■ SET EXERCISE
All the data below goes into the copy word for word, but the pictures don't.

■ SUPPLIED DATA
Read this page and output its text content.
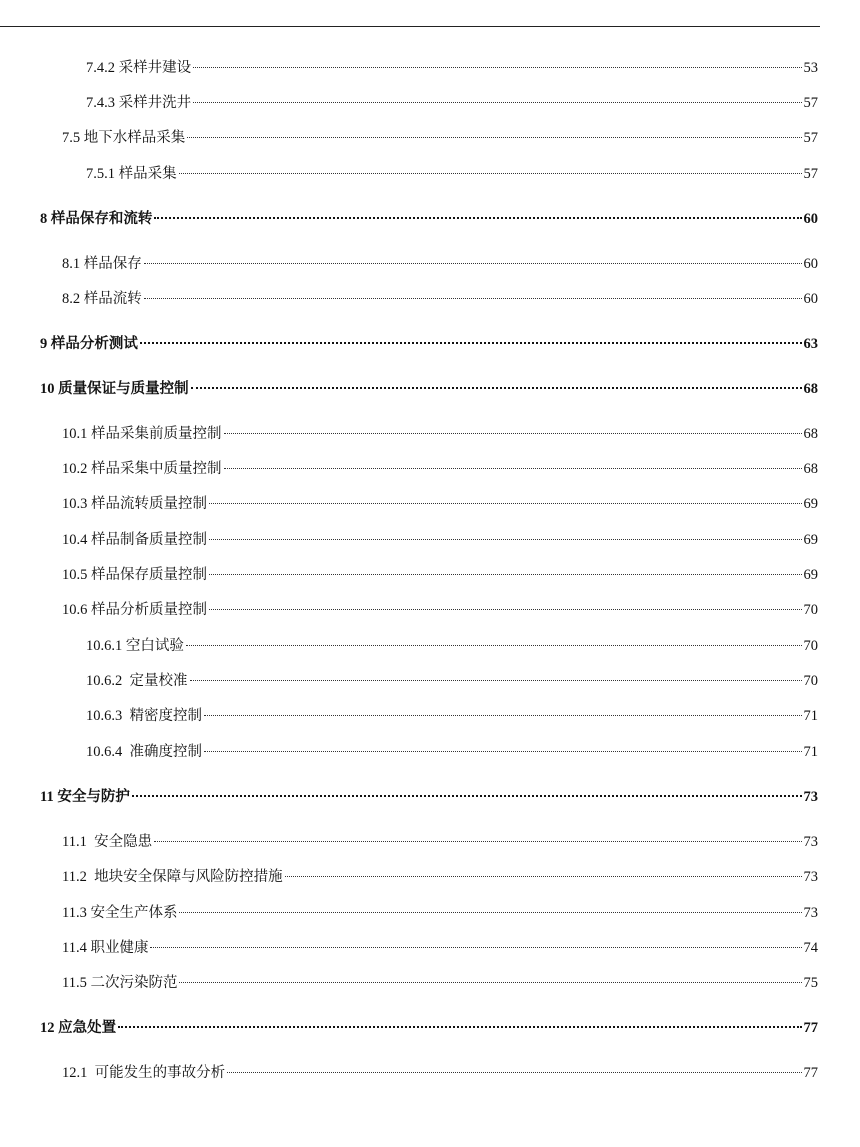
7.4.2 采样井建设	53
7.4.3 采样井洗井	57
7.5 地下水样品采集	57
7.5.1 样品采集	57
8 样品保存和流转	60
8.1 样品保存	60
8.2 样品流转	60
9 样品分析测试	63
10 质量保证与质量控制	68
10.1 样品采集前质量控制	68
10.2 样品采集中质量控制	68
10.3 样品流转质量控制	69
10.4 样品制备质量控制	69
10.5 样品保存质量控制	69
10.6 样品分析质量控制	70
10.6.1 空白试验	70
10.6.2  定量校准	70
10.6.3  精密度控制	71
10.6.4  准确度控制	71
11 安全与防护	73
11.1  安全隐患	73
11.2  地块安全保障与风险防控措施	73
11.3 安全生产体系	73
11.4 职业健康	74
11.5 二次污染防范	75
12 应急处置	77
12.1  可能发生的事故分析	77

■ ANSWER BELOW
Read this page and output its text content.
7.4.2 采样井建设	53
7.4.3 采样井洗井	57
7.5 地下水样品采集	57
7.5.1 样品采集	57
8 样品保存和流转	60
8.1 样品保存	60
8.2 样品流转	60
9 样品分析测试	63
10 质量保证与质量控制	68
10.1 样品采集前质量控制	68
10.2 样品采集中质量控制	68
10.3 样品流转质量控制	69
10.4 样品制备质量控制	69
10.5 样品保存质量控制	69
10.6 样品分析质量控制	70
10.6.1 空白试验	70
10.6.2  定量校准	70
10.6.3  精密度控制	71
10.6.4  准确度控制	71
11 安全与防护	73
11.1  安全隐患	73
11.2  地块安全保障与风险防控措施	73
11.3 安全生产体系	73
11.4 职业健康	74
11.5 二次污染防范	75
12 应急处置	77
12.1  可能发生的事故分析	77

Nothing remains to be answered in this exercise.